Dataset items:

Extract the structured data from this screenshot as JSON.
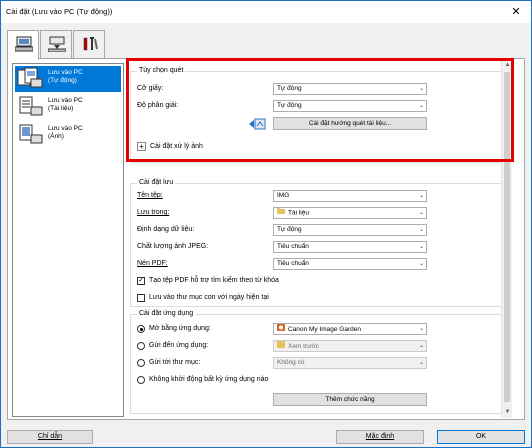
{
  "window": {
    "title": "Cài đặt (Lưu vào PC (Tự động))",
    "close_glyph": "✕"
  },
  "tabs": [
    {
      "icon": "scan-from-computer-icon"
    },
    {
      "icon": "scanner-to-pc-icon"
    },
    {
      "icon": "tools-icon"
    }
  ],
  "sidebar": {
    "items": [
      {
        "line1": "Lưu vào PC",
        "line2": "(Tự động)",
        "selected": true
      },
      {
        "line1": "Lưu vào PC",
        "line2": "(Tài liệu)",
        "selected": false
      },
      {
        "line1": "Lưu vào PC",
        "line2": "(Ảnh)",
        "selected": false
      }
    ]
  },
  "scan_options": {
    "title": "Tùy chọn quét",
    "paper_size_label": "Cỡ giấy:",
    "paper_size_value": "Tự động",
    "resolution_label": "Độ phân giải:",
    "resolution_value": "Tự động",
    "driver_settings_button": "Cài đặt hướng quét tài liệu...",
    "image_processing_label": "Cài đặt xử lý ảnh",
    "expand_glyph": "+"
  },
  "save_settings": {
    "title": "Cài đặt lưu",
    "file_name_label": "Tên tệp:",
    "file_name_value": "IMG",
    "save_in_label": "Lưu trong:",
    "save_in_value": "Tài liệu",
    "data_format_label": "Định dạng dữ liệu:",
    "data_format_value": "Tự động",
    "jpeg_quality_label": "Chất lượng ảnh JPEG:",
    "jpeg_quality_value": "Tiêu chuẩn",
    "pdf_compression_label": "Nén PDF:",
    "pdf_compression_value": "Tiêu chuẩn",
    "keyword_pdf_label": "Tạo tệp PDF hỗ trợ tìm kiếm theo từ khóa",
    "keyword_pdf_checked": true,
    "subfolder_label": "Lưu vào thư mục con với ngày hiện tại",
    "subfolder_checked": false,
    "check_glyph": "✓"
  },
  "app_settings": {
    "title": "Cài đặt ứng dụng",
    "open_with_label": "Mở bằng ứng dụng:",
    "open_with_value": "Canon My Image Garden",
    "send_to_app_label": "Gửi đến ứng dụng:",
    "send_to_app_value": "Xem trước",
    "send_to_folder_label": "Gửi tới thư mục:",
    "send_to_folder_value": "Không có",
    "do_not_start_label": "Không khởi động bất kỳ ứng dụng nào",
    "more_functions_button": "Thêm chức năng",
    "selected_option": "open_with"
  },
  "footer": {
    "help_button": "Chỉ dẫn",
    "defaults_button": "Mặc định",
    "ok_button": "OK"
  },
  "colors": {
    "highlight": "#e30000",
    "selection": "#0078d7"
  },
  "dropdown_arrow_glyph": "⌄",
  "scroll_up_glyph": "▲",
  "scroll_down_glyph": "▼"
}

▶ _Requirements_
Gather and copy every line of the data in which the string "dụng" is found.

▶ _Response to the task_
    "title": "Cài đặt ứng dụng",
    "open_with_label": "Mở bằng ứng dụng:",
    "send_to_app_label": "Gửi đến ứng dụng:",
    "do_not_start_label": "Không khởi động bất kỳ ứng dụng nào",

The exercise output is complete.